**Task directions**
Reproduce all records verbatim.

## START Data supplied

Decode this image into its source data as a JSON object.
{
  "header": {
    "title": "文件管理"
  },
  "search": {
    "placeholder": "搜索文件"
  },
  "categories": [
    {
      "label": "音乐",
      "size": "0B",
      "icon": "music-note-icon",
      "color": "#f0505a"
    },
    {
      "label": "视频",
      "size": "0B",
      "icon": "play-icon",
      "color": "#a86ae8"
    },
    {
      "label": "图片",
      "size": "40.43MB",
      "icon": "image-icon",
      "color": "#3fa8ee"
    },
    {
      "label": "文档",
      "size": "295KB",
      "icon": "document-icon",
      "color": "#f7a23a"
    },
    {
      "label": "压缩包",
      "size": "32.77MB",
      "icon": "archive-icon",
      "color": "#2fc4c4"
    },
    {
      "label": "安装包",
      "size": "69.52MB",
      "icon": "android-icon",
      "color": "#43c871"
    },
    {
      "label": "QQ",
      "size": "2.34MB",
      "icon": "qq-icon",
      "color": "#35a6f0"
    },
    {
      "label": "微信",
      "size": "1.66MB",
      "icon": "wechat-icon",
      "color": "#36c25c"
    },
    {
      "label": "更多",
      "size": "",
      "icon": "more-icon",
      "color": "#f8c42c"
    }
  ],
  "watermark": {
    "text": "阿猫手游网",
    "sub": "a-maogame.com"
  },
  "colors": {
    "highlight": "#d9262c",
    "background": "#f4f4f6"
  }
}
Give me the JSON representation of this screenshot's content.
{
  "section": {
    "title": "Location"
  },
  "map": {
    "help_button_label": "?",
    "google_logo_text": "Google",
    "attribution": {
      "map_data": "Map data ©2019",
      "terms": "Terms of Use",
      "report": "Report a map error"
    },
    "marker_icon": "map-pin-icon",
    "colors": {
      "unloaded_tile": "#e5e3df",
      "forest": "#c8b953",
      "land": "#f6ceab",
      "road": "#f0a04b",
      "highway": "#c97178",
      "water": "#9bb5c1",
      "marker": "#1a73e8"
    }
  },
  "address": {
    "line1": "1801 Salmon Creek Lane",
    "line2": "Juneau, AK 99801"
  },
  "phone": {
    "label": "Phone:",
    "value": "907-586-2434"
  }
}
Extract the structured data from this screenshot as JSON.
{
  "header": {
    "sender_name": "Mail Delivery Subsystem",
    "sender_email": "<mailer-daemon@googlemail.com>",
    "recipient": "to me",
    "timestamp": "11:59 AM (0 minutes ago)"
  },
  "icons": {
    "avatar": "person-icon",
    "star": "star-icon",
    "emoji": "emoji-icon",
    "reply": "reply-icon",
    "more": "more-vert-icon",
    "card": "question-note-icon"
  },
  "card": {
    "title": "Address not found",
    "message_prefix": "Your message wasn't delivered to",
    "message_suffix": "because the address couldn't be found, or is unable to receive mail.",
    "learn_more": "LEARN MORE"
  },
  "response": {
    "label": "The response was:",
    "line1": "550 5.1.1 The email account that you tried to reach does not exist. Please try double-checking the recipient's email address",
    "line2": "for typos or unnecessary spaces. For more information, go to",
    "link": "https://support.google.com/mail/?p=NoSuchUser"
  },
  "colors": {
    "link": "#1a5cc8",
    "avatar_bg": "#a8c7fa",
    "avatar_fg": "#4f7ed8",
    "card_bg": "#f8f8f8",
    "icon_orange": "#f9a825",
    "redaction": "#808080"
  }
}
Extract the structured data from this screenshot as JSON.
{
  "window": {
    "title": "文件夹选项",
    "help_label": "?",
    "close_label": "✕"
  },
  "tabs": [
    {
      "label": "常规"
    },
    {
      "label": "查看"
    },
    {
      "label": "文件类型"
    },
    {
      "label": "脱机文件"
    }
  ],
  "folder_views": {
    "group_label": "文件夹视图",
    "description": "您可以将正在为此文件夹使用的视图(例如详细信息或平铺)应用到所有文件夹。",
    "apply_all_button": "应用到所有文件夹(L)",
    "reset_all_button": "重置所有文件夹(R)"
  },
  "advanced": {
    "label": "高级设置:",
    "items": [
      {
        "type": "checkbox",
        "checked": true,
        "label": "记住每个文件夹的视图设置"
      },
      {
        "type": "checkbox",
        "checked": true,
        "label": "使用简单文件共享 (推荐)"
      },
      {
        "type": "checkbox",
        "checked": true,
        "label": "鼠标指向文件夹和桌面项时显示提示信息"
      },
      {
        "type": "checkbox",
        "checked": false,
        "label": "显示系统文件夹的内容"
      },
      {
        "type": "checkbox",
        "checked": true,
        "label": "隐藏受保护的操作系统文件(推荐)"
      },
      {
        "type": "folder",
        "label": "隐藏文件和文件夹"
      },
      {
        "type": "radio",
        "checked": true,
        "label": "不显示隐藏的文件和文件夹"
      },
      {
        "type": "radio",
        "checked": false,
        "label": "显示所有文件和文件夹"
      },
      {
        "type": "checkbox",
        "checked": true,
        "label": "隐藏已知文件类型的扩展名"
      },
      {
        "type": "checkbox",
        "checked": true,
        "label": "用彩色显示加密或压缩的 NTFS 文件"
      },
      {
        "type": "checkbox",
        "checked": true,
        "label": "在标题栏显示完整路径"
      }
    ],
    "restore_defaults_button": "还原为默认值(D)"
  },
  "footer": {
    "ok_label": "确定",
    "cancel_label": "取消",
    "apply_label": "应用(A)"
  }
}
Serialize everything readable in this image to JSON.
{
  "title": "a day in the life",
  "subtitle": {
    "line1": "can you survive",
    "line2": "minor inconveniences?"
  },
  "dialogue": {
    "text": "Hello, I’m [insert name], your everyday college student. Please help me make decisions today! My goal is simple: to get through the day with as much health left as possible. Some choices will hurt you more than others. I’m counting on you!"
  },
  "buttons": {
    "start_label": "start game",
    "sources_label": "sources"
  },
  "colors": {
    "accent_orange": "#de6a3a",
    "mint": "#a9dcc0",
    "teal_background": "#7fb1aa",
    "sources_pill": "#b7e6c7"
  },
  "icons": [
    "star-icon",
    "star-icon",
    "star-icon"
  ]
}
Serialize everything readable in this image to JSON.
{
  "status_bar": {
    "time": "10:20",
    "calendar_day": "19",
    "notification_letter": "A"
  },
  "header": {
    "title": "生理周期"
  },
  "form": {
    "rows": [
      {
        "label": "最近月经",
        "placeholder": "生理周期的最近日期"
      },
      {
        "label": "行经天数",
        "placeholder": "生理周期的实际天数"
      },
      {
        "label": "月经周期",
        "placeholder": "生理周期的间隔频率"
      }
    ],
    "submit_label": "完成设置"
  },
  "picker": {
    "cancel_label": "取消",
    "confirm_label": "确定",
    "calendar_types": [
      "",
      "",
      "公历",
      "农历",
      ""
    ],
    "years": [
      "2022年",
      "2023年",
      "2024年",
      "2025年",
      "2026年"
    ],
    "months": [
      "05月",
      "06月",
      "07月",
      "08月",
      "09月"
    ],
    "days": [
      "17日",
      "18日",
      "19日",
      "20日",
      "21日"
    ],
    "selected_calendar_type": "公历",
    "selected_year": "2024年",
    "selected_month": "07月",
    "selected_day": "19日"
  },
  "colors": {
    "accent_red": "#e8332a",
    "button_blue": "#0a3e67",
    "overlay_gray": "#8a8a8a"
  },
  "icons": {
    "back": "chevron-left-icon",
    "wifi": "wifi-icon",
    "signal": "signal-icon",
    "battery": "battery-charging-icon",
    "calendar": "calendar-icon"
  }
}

## END Data supplied

**Written response**
Decode this image into its source data as a JSON object.
{
  "header": {
    "title": "文件管理"
  },
  "search": {
    "placeholder": "搜索文件"
  },
  "categories": [
    {
      "label": "音乐",
      "size": "0B",
      "icon": "music-note-icon",
      "color": "#f0505a"
    },
    {
      "label": "视频",
      "size": "0B",
      "icon": "play-icon",
      "color": "#a86ae8"
    },
    {
      "label": "图片",
      "size": "40.43MB",
      "icon": "image-icon",
      "color": "#3fa8ee"
    },
    {
      "label": "文档",
      "size": "295KB",
      "icon": "document-icon",
      "color": "#f7a23a"
    },
    {
      "label": "压缩包",
      "size": "32.77MB",
      "icon": "archive-icon",
      "color": "#2fc4c4"
    },
    {
      "label": "安装包",
      "size": "69.52MB",
      "icon": "android-icon",
      "color": "#43c871"
    },
    {
      "label": "QQ",
      "size": "2.34MB",
      "icon": "qq-icon",
      "color": "#35a6f0"
    },
    {
      "label": "微信",
      "size": "1.66MB",
      "icon": "wechat-icon",
      "color": "#36c25c"
    },
    {
      "label": "更多",
      "size": "",
      "icon": "more-icon",
      "color": "#f8c42c"
    }
  ],
  "watermark": {
    "text": "阿猫手游网",
    "sub": "a-maogame.com"
  },
  "colors": {
    "highlight": "#d9262c",
    "background": "#f4f4f6"
  }
}
Give me the JSON representation of this screenshot's content.
{
  "section": {
    "title": "Location"
  },
  "map": {
    "help_button_label": "?",
    "google_logo_text": "Google",
    "attribution": {
      "map_data": "Map data ©2019",
      "terms": "Terms of Use",
      "report": "Report a map error"
    },
    "marker_icon": "map-pin-icon",
    "colors": {
      "unloaded_tile": "#e5e3df",
      "forest": "#c8b953",
      "land": "#f6ceab",
      "road": "#f0a04b",
      "highway": "#c97178",
      "water": "#9bb5c1",
      "marker": "#1a73e8"
    }
  },
  "address": {
    "line1": "1801 Salmon Creek Lane",
    "line2": "Juneau, AK 99801"
  },
  "phone": {
    "label": "Phone:",
    "value": "907-586-2434"
  }
}
Extract the structured data from this screenshot as JSON.
{
  "header": {
    "sender_name": "Mail Delivery Subsystem",
    "sender_email": "<mailer-daemon@googlemail.com>",
    "recipient": "to me",
    "timestamp": "11:59 AM (0 minutes ago)"
  },
  "icons": {
    "avatar": "person-icon",
    "star": "star-icon",
    "emoji": "emoji-icon",
    "reply": "reply-icon",
    "more": "more-vert-icon",
    "card": "question-note-icon"
  },
  "card": {
    "title": "Address not found",
    "message_prefix": "Your message wasn't delivered to",
    "message_suffix": "because the address couldn't be found, or is unable to receive mail.",
    "learn_more": "LEARN MORE"
  },
  "response": {
    "label": "The response was:",
    "line1": "550 5.1.1 The email account that you tried to reach does not exist. Please try double-checking the recipient's email address",
    "line2": "for typos or unnecessary spaces. For more information, go to",
    "link": "https://support.google.com/mail/?p=NoSuchUser"
  },
  "colors": {
    "link": "#1a5cc8",
    "avatar_bg": "#a8c7fa",
    "avatar_fg": "#4f7ed8",
    "card_bg": "#f8f8f8",
    "icon_orange": "#f9a825",
    "redaction": "#808080"
  }
}
Extract the structured data from this screenshot as JSON.
{
  "window": {
    "title": "文件夹选项",
    "help_label": "?",
    "close_label": "✕"
  },
  "tabs": [
    {
      "label": "常规"
    },
    {
      "label": "查看"
    },
    {
      "label": "文件类型"
    },
    {
      "label": "脱机文件"
    }
  ],
  "folder_views": {
    "group_label": "文件夹视图",
    "description": "您可以将正在为此文件夹使用的视图(例如详细信息或平铺)应用到所有文件夹。",
    "apply_all_button": "应用到所有文件夹(L)",
    "reset_all_button": "重置所有文件夹(R)"
  },
  "advanced": {
    "label": "高级设置:",
    "items": [
      {
        "type": "checkbox",
        "checked": true,
        "label": "记住每个文件夹的视图设置"
      },
      {
        "type": "checkbox",
        "checked": true,
        "label": "使用简单文件共享 (推荐)"
      },
      {
        "type": "checkbox",
        "checked": true,
        "label": "鼠标指向文件夹和桌面项时显示提示信息"
      },
      {
        "type": "checkbox",
        "checked": false,
        "label": "显示系统文件夹的内容"
      },
      {
        "type": "checkbox",
        "checked": true,
        "label": "隐藏受保护的操作系统文件(推荐)"
      },
      {
        "type": "folder",
        "label": "隐藏文件和文件夹"
      },
      {
        "type": "radio",
        "checked": true,
        "label": "不显示隐藏的文件和文件夹"
      },
      {
        "type": "radio",
        "checked": false,
        "label": "显示所有文件和文件夹"
      },
      {
        "type": "checkbox",
        "checked": true,
        "label": "隐藏已知文件类型的扩展名"
      },
      {
        "type": "checkbox",
        "checked": true,
        "label": "用彩色显示加密或压缩的 NTFS 文件"
      },
      {
        "type": "checkbox",
        "checked": true,
        "label": "在标题栏显示完整路径"
      }
    ],
    "restore_defaults_button": "还原为默认值(D)"
  },
  "footer": {
    "ok_label": "确定",
    "cancel_label": "取消",
    "apply_label": "应用(A)"
  }
}
Serialize everything readable in this image to JSON.
{
  "title": "a day in the life",
  "subtitle": {
    "line1": "can you survive",
    "line2": "minor inconveniences?"
  },
  "dialogue": {
    "text": "Hello, I’m [insert name], your everyday college student. Please help me make decisions today! My goal is simple: to get through the day with as much health left as possible. Some choices will hurt you more than others. I’m counting on you!"
  },
  "buttons": {
    "start_label": "start game",
    "sources_label": "sources"
  },
  "colors": {
    "accent_orange": "#de6a3a",
    "mint": "#a9dcc0",
    "teal_background": "#7fb1aa",
    "sources_pill": "#b7e6c7"
  },
  "icons": [
    "star-icon",
    "star-icon",
    "star-icon"
  ]
}
Serialize everything readable in this image to JSON.
{
  "status_bar": {
    "time": "10:20",
    "calendar_day": "19",
    "notification_letter": "A"
  },
  "header": {
    "title": "生理周期"
  },
  "form": {
    "rows": [
      {
        "label": "最近月经",
        "placeholder": "生理周期的最近日期"
      },
      {
        "label": "行经天数",
        "placeholder": "生理周期的实际天数"
      },
      {
        "label": "月经周期",
        "placeholder": "生理周期的间隔频率"
      }
    ],
    "submit_label": "完成设置"
  },
  "picker": {
    "cancel_label": "取消",
    "confirm_label": "确定",
    "calendar_types": [
      "",
      "",
      "公历",
      "农历",
      ""
    ],
    "years": [
      "2022年",
      "2023年",
      "2024年",
      "2025年",
      "2026年"
    ],
    "months": [
      "05月",
      "06月",
      "07月",
      "08月",
      "09月"
    ],
    "days": [
      "17日",
      "18日",
      "19日",
      "20日",
      "21日"
    ],
    "selected_calendar_type": "公历",
    "selected_year": "2024年",
    "selected_month": "07月",
    "selected_day": "19日"
  },
  "colors": {
    "accent_red": "#e8332a",
    "button_blue": "#0a3e67",
    "overlay_gray": "#8a8a8a"
  },
  "icons": {
    "back": "chevron-left-icon",
    "wifi": "wifi-icon",
    "signal": "signal-icon",
    "battery": "battery-charging-icon",
    "calendar": "calendar-icon"
  }
}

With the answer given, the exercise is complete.